* GOAL:
Each record needs to be echoed exactly; can you do that?

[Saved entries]
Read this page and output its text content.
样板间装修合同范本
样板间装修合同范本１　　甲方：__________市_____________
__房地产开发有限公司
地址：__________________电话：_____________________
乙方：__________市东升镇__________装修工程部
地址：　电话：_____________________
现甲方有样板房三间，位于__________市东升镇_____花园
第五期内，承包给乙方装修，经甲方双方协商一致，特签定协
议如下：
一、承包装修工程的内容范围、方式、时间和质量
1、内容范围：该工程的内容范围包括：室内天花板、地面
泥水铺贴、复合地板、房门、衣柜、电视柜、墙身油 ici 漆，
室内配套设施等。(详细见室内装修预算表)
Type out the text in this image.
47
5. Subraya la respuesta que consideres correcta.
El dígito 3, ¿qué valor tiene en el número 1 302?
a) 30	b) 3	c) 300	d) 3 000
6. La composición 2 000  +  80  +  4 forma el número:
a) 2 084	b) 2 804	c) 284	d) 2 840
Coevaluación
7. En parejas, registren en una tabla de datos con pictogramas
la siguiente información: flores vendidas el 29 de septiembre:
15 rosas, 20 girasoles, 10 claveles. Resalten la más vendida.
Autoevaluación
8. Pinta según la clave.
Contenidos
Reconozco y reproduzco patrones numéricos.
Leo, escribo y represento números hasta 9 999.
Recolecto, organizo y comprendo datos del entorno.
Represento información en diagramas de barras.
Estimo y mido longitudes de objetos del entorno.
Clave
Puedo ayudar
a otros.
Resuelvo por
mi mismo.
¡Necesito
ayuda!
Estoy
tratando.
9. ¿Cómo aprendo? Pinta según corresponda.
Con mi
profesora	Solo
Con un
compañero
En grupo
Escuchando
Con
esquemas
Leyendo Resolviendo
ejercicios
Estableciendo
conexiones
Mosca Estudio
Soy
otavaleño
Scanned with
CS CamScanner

* SOLVED EXERCISE:
Read this page and output its text content.
样板间装修合同范本
样板间装修合同范本１　　甲方：__________市_____________
__房地产开发有限公司
地址：__________________电话：_____________________
乙方：__________市东升镇__________装修工程部
地址：　电话：_____________________
现甲方有样板房三间，位于__________市东升镇_____花园
第五期内，承包给乙方装修，经甲方双方协商一致，特签定协
议如下：
一、承包装修工程的内容范围、方式、时间和质量
1、内容范围：该工程的内容范围包括：室内天花板、地面
泥水铺贴、复合地板、房门、衣柜、电视柜、墙身油 ici 漆，
室内配套设施等。(详细见室内装修预算表)
Type out the text in this image.
47
5. Subraya la respuesta que consideres correcta.
El dígito 3, ¿qué valor tiene en el número 1 302?
a) 30	b) 3	c) 300	d) 3 000
6. La composición 2 000  +  80  +  4 forma el número:
a) 2 084	b) 2 804	c) 284	d) 2 840
Coevaluación
7. En parejas, registren en una tabla de datos con pictogramas
la siguiente información: flores vendidas el 29 de septiembre:
15 rosas, 20 girasoles, 10 claveles. Resalten la más vendida.
Autoevaluación
8. Pinta según la clave.
Contenidos
Reconozco y reproduzco patrones numéricos.
Leo, escribo y represento números hasta 9 999.
Recolecto, organizo y comprendo datos del entorno.
Represento información en diagramas de barras.
Estimo y mido longitudes de objetos del entorno.
Clave
Puedo ayudar
a otros.
Resuelvo por
mi mismo.
¡Necesito
ayuda!
Estoy
tratando.
9. ¿Cómo aprendo? Pinta según corresponda.
Con mi
profesora	Solo
Con un
compañero
En grupo
Escuchando
Con
esquemas
Leyendo Resolviendo
ejercicios
Estableciendo
conexiones
Mosca Estudio
Soy
otavaleño
Scanned with
CS CamScanner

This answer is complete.